> _GOAL_
Leave out the pictures and restate the rest of the data exactly.

> _EXERCISE DATA_
* * *

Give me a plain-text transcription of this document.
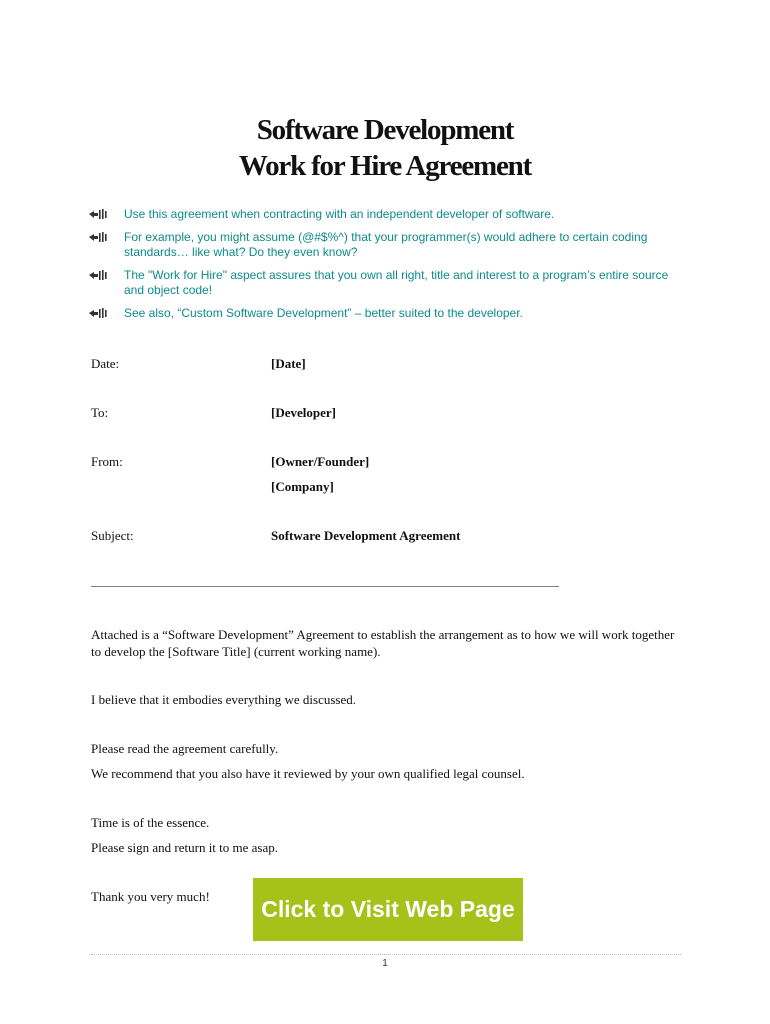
Software Development
Work for Hire Agreement
Use this agreement when contracting with an independent developer of software.
For example, you might assume (@#$%^) that your programmer(s) would adhere to certain coding standards… like what? Do they even know?
The "Work for Hire" aspect assures that you own all right, title and interest to a program’s entire source and object code!
See also, “Custom Software Development” – better suited to the developer.
Date:	[Date]
To:	[Developer]
From:	[Owner/Founder]
[Company]
Subject:	Software Development Agreement
———————————————————————————————————————
Attached is a “Software Development” Agreement to establish the arrangement as to how we will work together to develop the [Software Title] (current working name).
I believe that it embodies everything we discussed.
Please read the agreement carefully.
We recommend that you also have it reviewed by your own qualified legal counsel.
Time is of the essence.
Please sign and return it to me asap.
Thank you very much!	Click to Visit Web Page
1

* * *

> _THE OUTPUT_
Give me a plain-text transcription of this document.
Software Development
Work for Hire Agreement
Use this agreement when contracting with an independent developer of software.
For example, you might assume (@#$%^) that your programmer(s) would adhere to certain coding standards… like what? Do they even know?
The "Work for Hire" aspect assures that you own all right, title and interest to a program’s entire source and object code!
See also, “Custom Software Development” – better suited to the developer.
Date:	[Date]
To:	[Developer]
From:	[Owner/Founder]
[Company]
Subject:	Software Development Agreement
———————————————————————————————————————
Attached is a “Software Development” Agreement to establish the arrangement as to how we will work together to develop the [Software Title] (current working name).
I believe that it embodies everything we discussed.
Please read the agreement carefully.
We recommend that you also have it reviewed by your own qualified legal counsel.
Time is of the essence.
Please sign and return it to me asap.
Thank you very much!	Click to Visit Web Page
1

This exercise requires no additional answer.